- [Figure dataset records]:
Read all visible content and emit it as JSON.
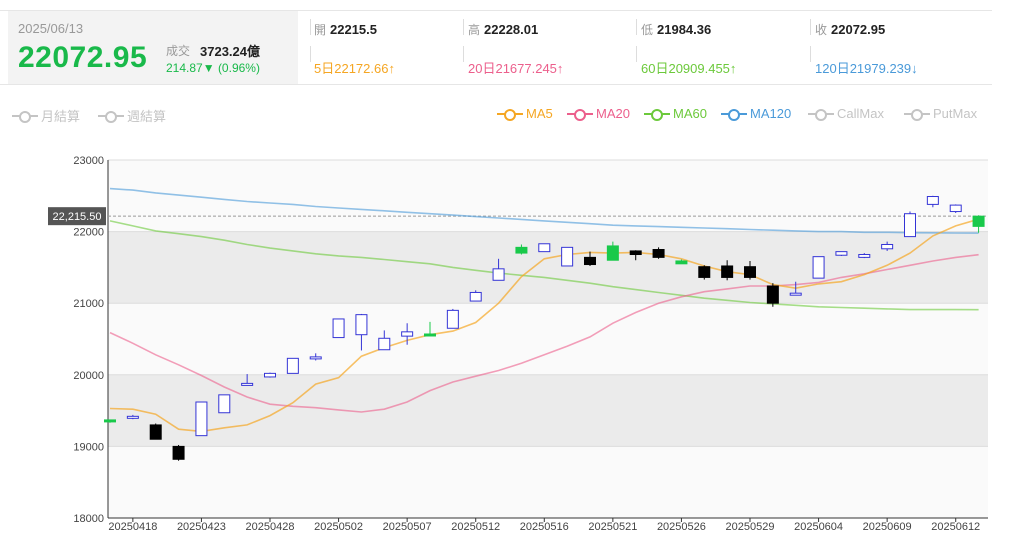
{
  "header": {
    "date": "2025/06/13",
    "price": "22072.95",
    "volume_label": "成交",
    "volume_value": "3723.24億",
    "change": "214.87▼",
    "change_pct": "(0.96%)"
  },
  "ohlc": [
    {
      "label": "開",
      "value": "22215.5"
    },
    {
      "label": "高",
      "value": "22228.01"
    },
    {
      "label": "低",
      "value": "21984.36"
    },
    {
      "label": "收",
      "value": "22072.95"
    }
  ],
  "ma_values": [
    {
      "text": "5日22172.66↑",
      "color": "#f5a623"
    },
    {
      "text": "20日21677.245↑",
      "color": "#ec5f8c"
    },
    {
      "text": "60日20909.455↑",
      "color": "#6cc93b"
    },
    {
      "text": "120日21979.239↓",
      "color": "#4a9ad9"
    }
  ],
  "left_toggles": [
    {
      "label": "月結算",
      "color": "#c4c4c4"
    },
    {
      "label": "週結算",
      "color": "#c4c4c4"
    }
  ],
  "legend": [
    {
      "label": "MA5",
      "color": "#f5a623"
    },
    {
      "label": "MA20",
      "color": "#ec5f8c"
    },
    {
      "label": "MA60",
      "color": "#6cc93b"
    },
    {
      "label": "MA120",
      "color": "#4a9ad9"
    },
    {
      "label": "CallMax",
      "color": "#c4c4c4"
    },
    {
      "label": "PutMax",
      "color": "#c4c4c4"
    }
  ],
  "chart_data": {
    "type": "candlestick",
    "ylim": [
      18000,
      23000
    ],
    "y_ticks": [
      18000,
      19000,
      20000,
      21000,
      22000,
      23000
    ],
    "x_ticks": [
      "20250418",
      "20250423",
      "20250428",
      "20250502",
      "20250507",
      "20250512",
      "20250516",
      "20250521",
      "20250526",
      "20250529",
      "20250604",
      "20250609",
      "20250612"
    ],
    "x_tick_index": [
      1,
      4,
      7,
      10,
      13,
      16,
      19,
      22,
      25,
      28,
      31,
      34,
      37
    ],
    "current_price_label": "22,215.50",
    "current_price_level": 22215.5,
    "candles": [
      {
        "o": 19350,
        "h": 19370,
        "l": 19330,
        "c": 19370
      },
      {
        "o": 19400,
        "h": 19440,
        "l": 19380,
        "c": 19420
      },
      {
        "o": 19300,
        "h": 19320,
        "l": 19100,
        "c": 19100
      },
      {
        "o": 19000,
        "h": 19020,
        "l": 18800,
        "c": 18820
      },
      {
        "o": 19150,
        "h": 19620,
        "l": 19150,
        "c": 19620
      },
      {
        "o": 19470,
        "h": 19720,
        "l": 19470,
        "c": 19720
      },
      {
        "o": 19860,
        "h": 20010,
        "l": 19860,
        "c": 19880
      },
      {
        "o": 19970,
        "h": 20030,
        "l": 19960,
        "c": 20020
      },
      {
        "o": 20020,
        "h": 20230,
        "l": 20020,
        "c": 20230
      },
      {
        "o": 20230,
        "h": 20300,
        "l": 20200,
        "c": 20250
      },
      {
        "o": 20520,
        "h": 20780,
        "l": 20520,
        "c": 20780
      },
      {
        "o": 20560,
        "h": 20850,
        "l": 20340,
        "c": 20840
      },
      {
        "o": 20350,
        "h": 20620,
        "l": 20350,
        "c": 20510
      },
      {
        "o": 20540,
        "h": 20720,
        "l": 20420,
        "c": 20600
      },
      {
        "o": 20570,
        "h": 20740,
        "l": 20540,
        "c": 20550
      },
      {
        "o": 20650,
        "h": 20920,
        "l": 20650,
        "c": 20900
      },
      {
        "o": 21030,
        "h": 21180,
        "l": 21030,
        "c": 21150
      },
      {
        "o": 21320,
        "h": 21620,
        "l": 21320,
        "c": 21480
      },
      {
        "o": 21700,
        "h": 21820,
        "l": 21680,
        "c": 21780
      },
      {
        "o": 21720,
        "h": 21830,
        "l": 21720,
        "c": 21830
      },
      {
        "o": 21520,
        "h": 21780,
        "l": 21520,
        "c": 21780
      },
      {
        "o": 21640,
        "h": 21720,
        "l": 21520,
        "c": 21540
      },
      {
        "o": 21600,
        "h": 21860,
        "l": 21600,
        "c": 21800
      },
      {
        "o": 21730,
        "h": 21740,
        "l": 21600,
        "c": 21680
      },
      {
        "o": 21750,
        "h": 21780,
        "l": 21620,
        "c": 21640
      },
      {
        "o": 21590,
        "h": 21610,
        "l": 21550,
        "c": 21550
      },
      {
        "o": 21510,
        "h": 21530,
        "l": 21330,
        "c": 21360
      },
      {
        "o": 21520,
        "h": 21600,
        "l": 21320,
        "c": 21360
      },
      {
        "o": 21510,
        "h": 21590,
        "l": 21330,
        "c": 21360
      },
      {
        "o": 21240,
        "h": 21280,
        "l": 20950,
        "c": 21000
      },
      {
        "o": 21130,
        "h": 21300,
        "l": 21120,
        "c": 21140
      },
      {
        "o": 21350,
        "h": 21650,
        "l": 21350,
        "c": 21650
      },
      {
        "o": 21670,
        "h": 21720,
        "l": 21660,
        "c": 21720
      },
      {
        "o": 21640,
        "h": 21700,
        "l": 21630,
        "c": 21680
      },
      {
        "o": 21760,
        "h": 21860,
        "l": 21730,
        "c": 21820
      },
      {
        "o": 21930,
        "h": 22280,
        "l": 21930,
        "c": 22250
      },
      {
        "o": 22380,
        "h": 22500,
        "l": 22340,
        "c": 22490
      },
      {
        "o": 22280,
        "h": 22380,
        "l": 22260,
        "c": 22370
      },
      {
        "o": 22215.5,
        "h": 22228.01,
        "l": 21984.36,
        "c": 22072.95
      }
    ],
    "series": [
      {
        "name": "MA5",
        "color": "#f5a623",
        "values": [
          19530,
          19520,
          19450,
          19240,
          19210,
          19260,
          19300,
          19430,
          19610,
          19870,
          19960,
          20260,
          20380,
          20480,
          20560,
          20610,
          20730,
          21000,
          21370,
          21620,
          21680,
          21710,
          21700,
          21710,
          21680,
          21620,
          21520,
          21440,
          21400,
          21260,
          21210,
          21270,
          21300,
          21400,
          21530,
          21700,
          21940,
          22080,
          22172.66
        ]
      },
      {
        "name": "MA20",
        "color": "#ec5f8c",
        "values": [
          20590,
          20440,
          20280,
          20140,
          19990,
          19830,
          19690,
          19590,
          19560,
          19540,
          19510,
          19480,
          19520,
          19620,
          19780,
          19900,
          19980,
          20060,
          20160,
          20280,
          20400,
          20530,
          20720,
          20870,
          21000,
          21090,
          21160,
          21200,
          21240,
          21240,
          21260,
          21290,
          21360,
          21410,
          21470,
          21530,
          21590,
          21640,
          21677.245
        ]
      },
      {
        "name": "MA60",
        "color": "#6cc93b",
        "values": [
          22150,
          22080,
          22010,
          21970,
          21930,
          21880,
          21820,
          21770,
          21730,
          21690,
          21660,
          21640,
          21610,
          21580,
          21550,
          21500,
          21460,
          21420,
          21390,
          21360,
          21320,
          21280,
          21230,
          21190,
          21150,
          21110,
          21070,
          21040,
          21010,
          20990,
          20970,
          20950,
          20940,
          20930,
          20920,
          20910,
          20910,
          20910,
          20909.455
        ]
      },
      {
        "name": "MA120",
        "color": "#4a9ad9",
        "values": [
          22600,
          22580,
          22540,
          22510,
          22480,
          22450,
          22420,
          22400,
          22380,
          22350,
          22330,
          22310,
          22290,
          22270,
          22250,
          22230,
          22210,
          22190,
          22170,
          22150,
          22130,
          22110,
          22090,
          22080,
          22070,
          22060,
          22050,
          22040,
          22030,
          22020,
          22010,
          22000,
          22000,
          21990,
          21990,
          21985,
          21983,
          21981,
          21979.239
        ]
      }
    ]
  }
}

- [The task]: Write out all the records again, exactly, minus any pictures.

- [Answer to this problem]:
Read all visible content and emit it as JSON.
{
  "header": {
    "date": "2025/06/13",
    "price": "22072.95",
    "volume_label": "成交",
    "volume_value": "3723.24億",
    "change": "214.87▼",
    "change_pct": "(0.96%)"
  },
  "ohlc": [
    {
      "label": "開",
      "value": "22215.5"
    },
    {
      "label": "高",
      "value": "22228.01"
    },
    {
      "label": "低",
      "value": "21984.36"
    },
    {
      "label": "收",
      "value": "22072.95"
    }
  ],
  "ma_values": [
    {
      "text": "5日22172.66↑",
      "color": "#f5a623"
    },
    {
      "text": "20日21677.245↑",
      "color": "#ec5f8c"
    },
    {
      "text": "60日20909.455↑",
      "color": "#6cc93b"
    },
    {
      "text": "120日21979.239↓",
      "color": "#4a9ad9"
    }
  ],
  "left_toggles": [
    {
      "label": "月結算",
      "color": "#c4c4c4"
    },
    {
      "label": "週結算",
      "color": "#c4c4c4"
    }
  ],
  "legend": [
    {
      "label": "MA5",
      "color": "#f5a623"
    },
    {
      "label": "MA20",
      "color": "#ec5f8c"
    },
    {
      "label": "MA60",
      "color": "#6cc93b"
    },
    {
      "label": "MA120",
      "color": "#4a9ad9"
    },
    {
      "label": "CallMax",
      "color": "#c4c4c4"
    },
    {
      "label": "PutMax",
      "color": "#c4c4c4"
    }
  ],
  "chart_data": {
    "type": "candlestick",
    "ylim": [
      18000,
      23000
    ],
    "y_ticks": [
      18000,
      19000,
      20000,
      21000,
      22000,
      23000
    ],
    "x_ticks": [
      "20250418",
      "20250423",
      "20250428",
      "20250502",
      "20250507",
      "20250512",
      "20250516",
      "20250521",
      "20250526",
      "20250529",
      "20250604",
      "20250609",
      "20250612"
    ],
    "x_tick_index": [
      1,
      4,
      7,
      10,
      13,
      16,
      19,
      22,
      25,
      28,
      31,
      34,
      37
    ],
    "current_price_label": "22,215.50",
    "current_price_level": 22215.5,
    "candles": [
      {
        "o": 19350,
        "h": 19370,
        "l": 19330,
        "c": 19370
      },
      {
        "o": 19400,
        "h": 19440,
        "l": 19380,
        "c": 19420
      },
      {
        "o": 19300,
        "h": 19320,
        "l": 19100,
        "c": 19100
      },
      {
        "o": 19000,
        "h": 19020,
        "l": 18800,
        "c": 18820
      },
      {
        "o": 19150,
        "h": 19620,
        "l": 19150,
        "c": 19620
      },
      {
        "o": 19470,
        "h": 19720,
        "l": 19470,
        "c": 19720
      },
      {
        "o": 19860,
        "h": 20010,
        "l": 19860,
        "c": 19880
      },
      {
        "o": 19970,
        "h": 20030,
        "l": 19960,
        "c": 20020
      },
      {
        "o": 20020,
        "h": 20230,
        "l": 20020,
        "c": 20230
      },
      {
        "o": 20230,
        "h": 20300,
        "l": 20200,
        "c": 20250
      },
      {
        "o": 20520,
        "h": 20780,
        "l": 20520,
        "c": 20780
      },
      {
        "o": 20560,
        "h": 20850,
        "l": 20340,
        "c": 20840
      },
      {
        "o": 20350,
        "h": 20620,
        "l": 20350,
        "c": 20510
      },
      {
        "o": 20540,
        "h": 20720,
        "l": 20420,
        "c": 20600
      },
      {
        "o": 20570,
        "h": 20740,
        "l": 20540,
        "c": 20550
      },
      {
        "o": 20650,
        "h": 20920,
        "l": 20650,
        "c": 20900
      },
      {
        "o": 21030,
        "h": 21180,
        "l": 21030,
        "c": 21150
      },
      {
        "o": 21320,
        "h": 21620,
        "l": 21320,
        "c": 21480
      },
      {
        "o": 21700,
        "h": 21820,
        "l": 21680,
        "c": 21780
      },
      {
        "o": 21720,
        "h": 21830,
        "l": 21720,
        "c": 21830
      },
      {
        "o": 21520,
        "h": 21780,
        "l": 21520,
        "c": 21780
      },
      {
        "o": 21640,
        "h": 21720,
        "l": 21520,
        "c": 21540
      },
      {
        "o": 21600,
        "h": 21860,
        "l": 21600,
        "c": 21800
      },
      {
        "o": 21730,
        "h": 21740,
        "l": 21600,
        "c": 21680
      },
      {
        "o": 21750,
        "h": 21780,
        "l": 21620,
        "c": 21640
      },
      {
        "o": 21590,
        "h": 21610,
        "l": 21550,
        "c": 21550
      },
      {
        "o": 21510,
        "h": 21530,
        "l": 21330,
        "c": 21360
      },
      {
        "o": 21520,
        "h": 21600,
        "l": 21320,
        "c": 21360
      },
      {
        "o": 21510,
        "h": 21590,
        "l": 21330,
        "c": 21360
      },
      {
        "o": 21240,
        "h": 21280,
        "l": 20950,
        "c": 21000
      },
      {
        "o": 21130,
        "h": 21300,
        "l": 21120,
        "c": 21140
      },
      {
        "o": 21350,
        "h": 21650,
        "l": 21350,
        "c": 21650
      },
      {
        "o": 21670,
        "h": 21720,
        "l": 21660,
        "c": 21720
      },
      {
        "o": 21640,
        "h": 21700,
        "l": 21630,
        "c": 21680
      },
      {
        "o": 21760,
        "h": 21860,
        "l": 21730,
        "c": 21820
      },
      {
        "o": 21930,
        "h": 22280,
        "l": 21930,
        "c": 22250
      },
      {
        "o": 22380,
        "h": 22500,
        "l": 22340,
        "c": 22490
      },
      {
        "o": 22280,
        "h": 22380,
        "l": 22260,
        "c": 22370
      },
      {
        "o": 22215.5,
        "h": 22228.01,
        "l": 21984.36,
        "c": 22072.95
      }
    ],
    "series": [
      {
        "name": "MA5",
        "color": "#f5a623",
        "values": [
          19530,
          19520,
          19450,
          19240,
          19210,
          19260,
          19300,
          19430,
          19610,
          19870,
          19960,
          20260,
          20380,
          20480,
          20560,
          20610,
          20730,
          21000,
          21370,
          21620,
          21680,
          21710,
          21700,
          21710,
          21680,
          21620,
          21520,
          21440,
          21400,
          21260,
          21210,
          21270,
          21300,
          21400,
          21530,
          21700,
          21940,
          22080,
          22172.66
        ]
      },
      {
        "name": "MA20",
        "color": "#ec5f8c",
        "values": [
          20590,
          20440,
          20280,
          20140,
          19990,
          19830,
          19690,
          19590,
          19560,
          19540,
          19510,
          19480,
          19520,
          19620,
          19780,
          19900,
          19980,
          20060,
          20160,
          20280,
          20400,
          20530,
          20720,
          20870,
          21000,
          21090,
          21160,
          21200,
          21240,
          21240,
          21260,
          21290,
          21360,
          21410,
          21470,
          21530,
          21590,
          21640,
          21677.245
        ]
      },
      {
        "name": "MA60",
        "color": "#6cc93b",
        "values": [
          22150,
          22080,
          22010,
          21970,
          21930,
          21880,
          21820,
          21770,
          21730,
          21690,
          21660,
          21640,
          21610,
          21580,
          21550,
          21500,
          21460,
          21420,
          21390,
          21360,
          21320,
          21280,
          21230,
          21190,
          21150,
          21110,
          21070,
          21040,
          21010,
          20990,
          20970,
          20950,
          20940,
          20930,
          20920,
          20910,
          20910,
          20910,
          20909.455
        ]
      },
      {
        "name": "MA120",
        "color": "#4a9ad9",
        "values": [
          22600,
          22580,
          22540,
          22510,
          22480,
          22450,
          22420,
          22400,
          22380,
          22350,
          22330,
          22310,
          22290,
          22270,
          22250,
          22230,
          22210,
          22190,
          22170,
          22150,
          22130,
          22110,
          22090,
          22080,
          22070,
          22060,
          22050,
          22040,
          22030,
          22020,
          22010,
          22000,
          22000,
          21990,
          21990,
          21985,
          21983,
          21981,
          21979.239
        ]
      }
    ]
  }
}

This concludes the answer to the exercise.